# Start of Records provided

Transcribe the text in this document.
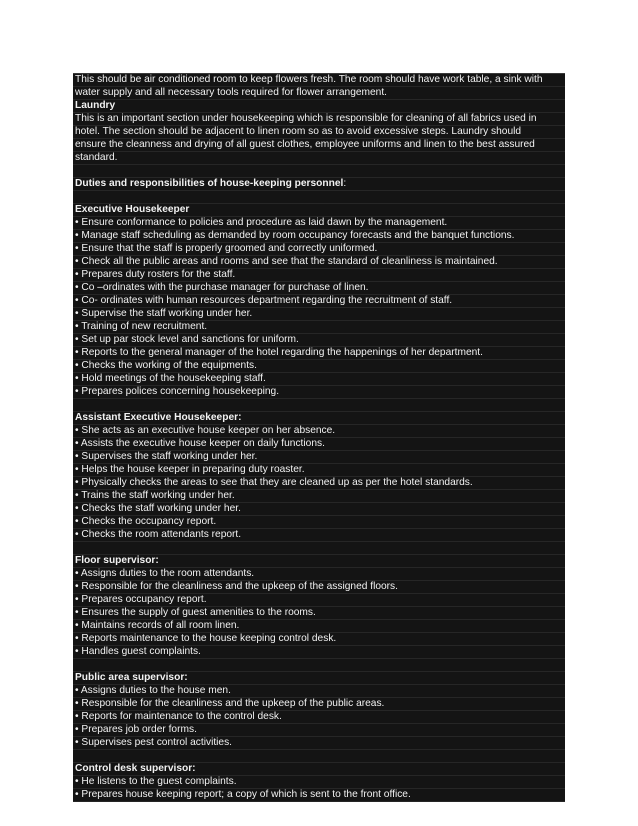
This should be air conditioned room to keep flowers fresh. The room should have work table, a sink with
water supply and all necessary tools required for flower arrangement.
Laundry
This is an important section under housekeeping which is responsible for cleaning of all fabrics used in
hotel. The section should be adjacent to linen room so as to avoid excessive steps. Laundry should
ensure the cleanness and drying of all guest clothes, employee uniforms and linen to the best assured
standard.
Duties and responsibilities of house-keeping personnel:
Executive Housekeeper
• Ensure conformance to policies and procedure as laid dawn by the management.
• Manage staff scheduling as demanded by room occupancy forecasts and the banquet functions.
• Ensure that the staff is properly groomed and correctly uniformed.
• Check all the public areas and rooms and see that the standard of cleanliness is maintained.
• Prepares duty rosters for the staff.
• Co –ordinates with the purchase manager for purchase of linen.
• Co- ordinates with human resources department regarding the recruitment of staff.
• Supervise the staff working under her.
• Training of new recruitment.
• Set up par stock level and sanctions for uniform.
• Reports to the general manager of the hotel regarding the happenings of her department.
• Checks the working of the equipments.
• Hold meetings of the housekeeping staff.
• Prepares polices concerning housekeeping.
Assistant Executive Housekeeper:
• She acts as an executive house keeper on her absence.
• Assists the executive house keeper on daily functions.
• Supervises the staff working under her.
• Helps the house keeper in preparing duty roaster.
• Physically checks the areas to see that they are cleaned up as per the hotel standards.
• Trains the staff working under her.
• Checks the staff working under her.
• Checks the occupancy report.
• Checks the room attendants report.
Floor supervisor:
• Assigns duties to the room attendants.
• Responsible for the cleanliness and the upkeep of the assigned floors.
• Prepares occupancy report.
• Ensures the supply of guest amenities to the rooms.
• Maintains records of all room linen.
• Reports maintenance to the house keeping control desk.
• Handles guest complaints.
Public area supervisor:
• Assigns duties to the house men.
• Responsible for the cleanliness and the upkeep of the public areas.
• Reports for maintenance to the control desk.
• Prepares job order forms.
• Supervises pest control activities.
Control desk supervisor:
• He listens to the guest complaints.
• Prepares house keeping report; a copy of which is sent to the front office.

# End of Records provided

## What is asked:
Look over the listing above. Pick out and copy every line that includes "areas".

## Completed task:
• Check all the public areas and rooms and see that the standard of cleanliness is maintained.
• Physically checks the areas to see that they are cleaned up as per the hotel standards.
• Responsible for the cleanliness and the upkeep of the public areas.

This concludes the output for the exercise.